Task to carry out => Gather all lines in the records below that include the word "Current".

►

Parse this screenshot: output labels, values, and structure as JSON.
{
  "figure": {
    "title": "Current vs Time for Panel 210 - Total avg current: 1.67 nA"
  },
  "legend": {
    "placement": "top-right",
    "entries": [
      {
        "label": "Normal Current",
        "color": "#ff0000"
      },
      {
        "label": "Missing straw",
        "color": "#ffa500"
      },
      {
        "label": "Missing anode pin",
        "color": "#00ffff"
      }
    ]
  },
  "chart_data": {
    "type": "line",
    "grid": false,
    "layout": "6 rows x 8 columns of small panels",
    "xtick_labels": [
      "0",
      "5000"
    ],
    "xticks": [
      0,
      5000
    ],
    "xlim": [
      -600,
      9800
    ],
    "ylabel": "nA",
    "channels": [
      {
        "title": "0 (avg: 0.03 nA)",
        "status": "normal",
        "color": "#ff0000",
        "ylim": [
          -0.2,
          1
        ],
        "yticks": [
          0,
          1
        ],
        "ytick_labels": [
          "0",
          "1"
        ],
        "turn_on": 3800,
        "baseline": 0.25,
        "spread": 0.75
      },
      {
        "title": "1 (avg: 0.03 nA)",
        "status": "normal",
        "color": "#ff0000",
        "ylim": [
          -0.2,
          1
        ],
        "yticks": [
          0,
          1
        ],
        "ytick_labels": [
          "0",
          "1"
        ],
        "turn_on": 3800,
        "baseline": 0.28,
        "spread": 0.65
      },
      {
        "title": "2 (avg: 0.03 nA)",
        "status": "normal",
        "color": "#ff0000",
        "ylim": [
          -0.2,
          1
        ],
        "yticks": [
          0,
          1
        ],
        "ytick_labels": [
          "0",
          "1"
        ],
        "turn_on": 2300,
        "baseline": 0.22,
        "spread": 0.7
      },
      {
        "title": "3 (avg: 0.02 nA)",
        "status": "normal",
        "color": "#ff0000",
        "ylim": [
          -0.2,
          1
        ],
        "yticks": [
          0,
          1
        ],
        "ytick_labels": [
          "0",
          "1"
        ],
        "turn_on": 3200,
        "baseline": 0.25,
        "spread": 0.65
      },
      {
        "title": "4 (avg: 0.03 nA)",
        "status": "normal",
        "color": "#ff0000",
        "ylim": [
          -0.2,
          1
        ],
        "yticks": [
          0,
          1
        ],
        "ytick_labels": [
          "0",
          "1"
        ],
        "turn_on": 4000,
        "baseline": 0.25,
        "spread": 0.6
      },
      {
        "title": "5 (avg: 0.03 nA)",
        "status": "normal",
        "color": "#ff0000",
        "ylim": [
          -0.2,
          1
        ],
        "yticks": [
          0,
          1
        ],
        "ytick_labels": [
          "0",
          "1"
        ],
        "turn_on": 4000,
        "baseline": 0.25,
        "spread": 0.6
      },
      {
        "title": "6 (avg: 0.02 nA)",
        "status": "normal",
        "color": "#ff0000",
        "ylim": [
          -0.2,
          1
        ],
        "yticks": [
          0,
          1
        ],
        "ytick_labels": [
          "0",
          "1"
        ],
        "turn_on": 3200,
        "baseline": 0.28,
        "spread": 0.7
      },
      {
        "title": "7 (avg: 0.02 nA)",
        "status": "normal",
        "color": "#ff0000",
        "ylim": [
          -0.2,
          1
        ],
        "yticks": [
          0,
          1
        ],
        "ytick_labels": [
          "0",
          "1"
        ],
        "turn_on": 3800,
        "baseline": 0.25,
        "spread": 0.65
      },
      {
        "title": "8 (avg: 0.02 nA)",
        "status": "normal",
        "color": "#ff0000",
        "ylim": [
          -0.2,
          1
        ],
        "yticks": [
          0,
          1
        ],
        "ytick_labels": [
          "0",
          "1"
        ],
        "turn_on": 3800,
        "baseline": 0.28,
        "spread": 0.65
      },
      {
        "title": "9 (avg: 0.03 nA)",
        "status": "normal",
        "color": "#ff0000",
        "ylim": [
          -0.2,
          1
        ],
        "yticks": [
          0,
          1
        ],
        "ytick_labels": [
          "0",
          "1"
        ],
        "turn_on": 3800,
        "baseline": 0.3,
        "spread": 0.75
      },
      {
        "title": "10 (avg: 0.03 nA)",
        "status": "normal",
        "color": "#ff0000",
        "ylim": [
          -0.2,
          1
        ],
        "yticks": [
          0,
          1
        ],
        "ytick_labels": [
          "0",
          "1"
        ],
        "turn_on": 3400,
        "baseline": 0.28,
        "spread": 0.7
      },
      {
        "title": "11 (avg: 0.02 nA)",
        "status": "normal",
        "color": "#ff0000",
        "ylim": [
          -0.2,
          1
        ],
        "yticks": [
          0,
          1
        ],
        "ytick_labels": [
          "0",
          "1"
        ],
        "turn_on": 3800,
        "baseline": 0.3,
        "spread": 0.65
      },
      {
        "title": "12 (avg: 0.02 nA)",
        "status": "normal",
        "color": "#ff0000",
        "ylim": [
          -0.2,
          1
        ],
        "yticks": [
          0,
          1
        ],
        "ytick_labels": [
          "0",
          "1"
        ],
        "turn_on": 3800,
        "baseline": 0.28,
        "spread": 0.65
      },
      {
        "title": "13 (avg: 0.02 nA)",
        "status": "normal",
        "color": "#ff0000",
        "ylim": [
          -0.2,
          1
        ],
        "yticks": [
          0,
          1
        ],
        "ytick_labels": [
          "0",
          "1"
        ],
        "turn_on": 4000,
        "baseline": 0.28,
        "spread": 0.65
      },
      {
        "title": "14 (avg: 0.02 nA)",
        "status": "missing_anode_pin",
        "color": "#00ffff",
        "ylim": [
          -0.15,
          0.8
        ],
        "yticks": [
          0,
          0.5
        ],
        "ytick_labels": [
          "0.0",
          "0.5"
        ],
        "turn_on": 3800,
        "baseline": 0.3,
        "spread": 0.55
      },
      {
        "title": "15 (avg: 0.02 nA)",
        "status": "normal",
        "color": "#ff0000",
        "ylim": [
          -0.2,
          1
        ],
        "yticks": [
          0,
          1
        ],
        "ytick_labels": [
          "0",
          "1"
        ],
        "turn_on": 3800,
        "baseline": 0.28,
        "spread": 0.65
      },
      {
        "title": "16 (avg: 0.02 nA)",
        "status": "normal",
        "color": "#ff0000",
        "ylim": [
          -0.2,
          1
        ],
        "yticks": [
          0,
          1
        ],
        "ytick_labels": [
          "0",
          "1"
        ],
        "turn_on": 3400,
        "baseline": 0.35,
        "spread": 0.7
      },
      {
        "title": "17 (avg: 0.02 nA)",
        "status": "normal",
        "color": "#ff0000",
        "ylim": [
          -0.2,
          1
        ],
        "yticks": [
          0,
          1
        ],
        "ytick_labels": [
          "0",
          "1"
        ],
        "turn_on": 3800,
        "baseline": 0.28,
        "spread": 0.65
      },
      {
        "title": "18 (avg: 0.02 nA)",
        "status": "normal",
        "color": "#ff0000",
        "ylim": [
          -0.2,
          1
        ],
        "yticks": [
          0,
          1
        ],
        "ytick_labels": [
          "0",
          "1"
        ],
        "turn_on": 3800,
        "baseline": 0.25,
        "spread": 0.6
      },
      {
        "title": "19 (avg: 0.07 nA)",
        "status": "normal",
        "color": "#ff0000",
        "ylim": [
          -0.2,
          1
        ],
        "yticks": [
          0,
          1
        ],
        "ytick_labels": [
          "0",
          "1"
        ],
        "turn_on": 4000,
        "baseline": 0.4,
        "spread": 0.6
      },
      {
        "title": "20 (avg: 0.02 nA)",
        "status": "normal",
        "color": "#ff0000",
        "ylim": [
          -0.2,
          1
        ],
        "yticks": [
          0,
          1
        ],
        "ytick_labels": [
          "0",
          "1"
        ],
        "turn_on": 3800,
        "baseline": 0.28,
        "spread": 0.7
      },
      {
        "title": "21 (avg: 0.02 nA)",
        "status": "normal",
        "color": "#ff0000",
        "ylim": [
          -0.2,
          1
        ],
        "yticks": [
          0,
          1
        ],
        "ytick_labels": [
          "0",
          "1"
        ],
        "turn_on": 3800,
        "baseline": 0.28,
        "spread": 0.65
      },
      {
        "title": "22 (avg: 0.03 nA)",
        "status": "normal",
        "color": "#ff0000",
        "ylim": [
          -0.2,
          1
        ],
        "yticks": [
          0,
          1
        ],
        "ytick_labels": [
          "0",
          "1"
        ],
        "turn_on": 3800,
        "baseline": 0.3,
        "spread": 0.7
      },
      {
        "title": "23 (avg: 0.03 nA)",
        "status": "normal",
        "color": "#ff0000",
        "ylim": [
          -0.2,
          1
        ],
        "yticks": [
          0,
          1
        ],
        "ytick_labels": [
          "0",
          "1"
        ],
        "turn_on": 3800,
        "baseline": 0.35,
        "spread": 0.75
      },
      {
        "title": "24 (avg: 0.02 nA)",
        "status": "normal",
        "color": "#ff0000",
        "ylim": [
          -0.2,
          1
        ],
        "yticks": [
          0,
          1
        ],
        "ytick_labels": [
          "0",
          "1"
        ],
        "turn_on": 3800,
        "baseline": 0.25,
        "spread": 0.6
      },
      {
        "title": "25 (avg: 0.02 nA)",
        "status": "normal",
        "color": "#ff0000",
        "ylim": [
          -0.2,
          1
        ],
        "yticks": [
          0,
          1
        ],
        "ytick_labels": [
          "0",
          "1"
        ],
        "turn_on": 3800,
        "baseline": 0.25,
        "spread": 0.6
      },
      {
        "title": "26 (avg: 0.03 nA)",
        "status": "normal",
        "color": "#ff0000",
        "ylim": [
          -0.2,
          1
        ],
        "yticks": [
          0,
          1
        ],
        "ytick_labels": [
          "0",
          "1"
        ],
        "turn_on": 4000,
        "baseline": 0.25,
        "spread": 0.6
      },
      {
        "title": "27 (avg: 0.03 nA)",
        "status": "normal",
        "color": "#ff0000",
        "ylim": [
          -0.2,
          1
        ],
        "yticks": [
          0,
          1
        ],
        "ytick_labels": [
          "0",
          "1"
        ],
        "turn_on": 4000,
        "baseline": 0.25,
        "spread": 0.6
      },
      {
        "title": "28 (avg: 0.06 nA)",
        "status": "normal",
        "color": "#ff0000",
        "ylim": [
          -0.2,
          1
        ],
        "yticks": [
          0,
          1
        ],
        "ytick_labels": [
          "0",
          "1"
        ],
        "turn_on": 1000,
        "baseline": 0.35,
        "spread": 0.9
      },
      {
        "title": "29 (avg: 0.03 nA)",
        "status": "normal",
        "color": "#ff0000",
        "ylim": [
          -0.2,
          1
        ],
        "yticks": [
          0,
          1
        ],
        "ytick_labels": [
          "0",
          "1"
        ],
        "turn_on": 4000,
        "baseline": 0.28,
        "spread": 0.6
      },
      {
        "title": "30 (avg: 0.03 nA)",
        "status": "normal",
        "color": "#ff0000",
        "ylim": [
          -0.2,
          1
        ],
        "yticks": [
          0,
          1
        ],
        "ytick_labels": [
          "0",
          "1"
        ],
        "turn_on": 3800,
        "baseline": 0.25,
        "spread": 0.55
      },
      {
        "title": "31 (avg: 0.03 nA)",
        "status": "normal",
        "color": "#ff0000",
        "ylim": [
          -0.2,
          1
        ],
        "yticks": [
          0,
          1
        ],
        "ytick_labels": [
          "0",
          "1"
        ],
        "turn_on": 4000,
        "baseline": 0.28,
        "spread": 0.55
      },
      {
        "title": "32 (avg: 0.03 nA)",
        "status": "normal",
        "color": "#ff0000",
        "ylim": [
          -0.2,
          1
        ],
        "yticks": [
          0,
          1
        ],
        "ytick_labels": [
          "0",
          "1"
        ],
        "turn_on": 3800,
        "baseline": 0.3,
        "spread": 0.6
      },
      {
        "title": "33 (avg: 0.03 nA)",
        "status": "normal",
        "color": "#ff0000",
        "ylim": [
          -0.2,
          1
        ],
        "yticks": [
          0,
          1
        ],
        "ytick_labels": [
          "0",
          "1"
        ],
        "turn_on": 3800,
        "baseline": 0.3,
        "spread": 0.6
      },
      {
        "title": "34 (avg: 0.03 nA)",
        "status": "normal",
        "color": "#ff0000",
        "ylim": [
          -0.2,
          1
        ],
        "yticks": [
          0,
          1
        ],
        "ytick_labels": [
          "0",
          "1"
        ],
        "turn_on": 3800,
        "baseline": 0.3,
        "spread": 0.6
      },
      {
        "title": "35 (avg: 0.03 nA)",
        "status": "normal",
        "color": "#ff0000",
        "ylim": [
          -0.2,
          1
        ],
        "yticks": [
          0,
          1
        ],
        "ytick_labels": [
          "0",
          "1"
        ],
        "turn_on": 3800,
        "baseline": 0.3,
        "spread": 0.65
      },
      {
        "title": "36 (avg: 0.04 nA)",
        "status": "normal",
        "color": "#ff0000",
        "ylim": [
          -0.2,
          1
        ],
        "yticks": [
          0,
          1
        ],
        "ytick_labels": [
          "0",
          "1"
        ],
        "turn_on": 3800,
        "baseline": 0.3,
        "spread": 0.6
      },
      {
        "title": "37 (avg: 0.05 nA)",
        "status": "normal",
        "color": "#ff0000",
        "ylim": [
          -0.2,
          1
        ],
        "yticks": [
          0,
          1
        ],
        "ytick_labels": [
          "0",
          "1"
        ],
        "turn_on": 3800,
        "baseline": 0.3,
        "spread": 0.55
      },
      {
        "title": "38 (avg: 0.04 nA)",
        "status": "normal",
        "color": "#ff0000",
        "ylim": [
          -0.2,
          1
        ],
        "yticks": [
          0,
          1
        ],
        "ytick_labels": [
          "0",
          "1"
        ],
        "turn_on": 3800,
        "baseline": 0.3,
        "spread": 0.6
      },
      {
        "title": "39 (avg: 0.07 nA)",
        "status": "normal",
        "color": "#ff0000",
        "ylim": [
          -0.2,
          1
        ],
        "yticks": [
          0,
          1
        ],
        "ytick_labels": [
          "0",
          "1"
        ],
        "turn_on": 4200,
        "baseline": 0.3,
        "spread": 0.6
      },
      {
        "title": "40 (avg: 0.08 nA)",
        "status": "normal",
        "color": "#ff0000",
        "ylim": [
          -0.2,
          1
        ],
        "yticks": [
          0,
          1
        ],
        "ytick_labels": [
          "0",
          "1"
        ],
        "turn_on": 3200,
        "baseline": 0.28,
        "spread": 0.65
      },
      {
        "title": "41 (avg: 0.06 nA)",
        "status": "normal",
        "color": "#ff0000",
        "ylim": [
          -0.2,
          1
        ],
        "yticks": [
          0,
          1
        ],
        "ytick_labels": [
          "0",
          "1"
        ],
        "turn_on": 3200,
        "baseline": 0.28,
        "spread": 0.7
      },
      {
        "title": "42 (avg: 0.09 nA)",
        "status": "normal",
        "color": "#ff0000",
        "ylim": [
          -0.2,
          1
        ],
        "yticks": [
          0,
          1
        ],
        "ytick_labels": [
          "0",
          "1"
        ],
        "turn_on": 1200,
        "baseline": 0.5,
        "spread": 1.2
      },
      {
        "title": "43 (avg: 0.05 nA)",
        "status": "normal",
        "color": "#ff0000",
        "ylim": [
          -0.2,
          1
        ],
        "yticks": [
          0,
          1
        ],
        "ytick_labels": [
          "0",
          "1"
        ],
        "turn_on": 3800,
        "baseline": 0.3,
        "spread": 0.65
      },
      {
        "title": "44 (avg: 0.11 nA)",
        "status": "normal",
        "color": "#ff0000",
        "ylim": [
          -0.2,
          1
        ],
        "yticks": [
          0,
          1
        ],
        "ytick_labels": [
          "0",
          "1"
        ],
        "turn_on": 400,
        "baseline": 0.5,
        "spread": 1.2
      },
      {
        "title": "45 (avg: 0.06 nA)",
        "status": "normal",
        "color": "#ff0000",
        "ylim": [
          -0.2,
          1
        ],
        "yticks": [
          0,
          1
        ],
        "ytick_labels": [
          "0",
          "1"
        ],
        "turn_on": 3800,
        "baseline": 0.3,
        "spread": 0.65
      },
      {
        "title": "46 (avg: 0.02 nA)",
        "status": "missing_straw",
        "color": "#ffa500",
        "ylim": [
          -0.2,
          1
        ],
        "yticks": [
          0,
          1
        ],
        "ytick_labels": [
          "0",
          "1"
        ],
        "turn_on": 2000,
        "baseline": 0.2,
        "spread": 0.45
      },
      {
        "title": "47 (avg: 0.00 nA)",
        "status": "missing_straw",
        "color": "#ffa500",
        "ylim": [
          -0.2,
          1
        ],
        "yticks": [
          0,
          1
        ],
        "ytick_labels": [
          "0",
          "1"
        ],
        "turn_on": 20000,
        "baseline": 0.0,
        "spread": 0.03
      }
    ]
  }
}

◄

Exercise output =>
    "title": "Current vs Time for Panel 210 - Total avg current: 1.67 nA"
        "label": "Normal Current",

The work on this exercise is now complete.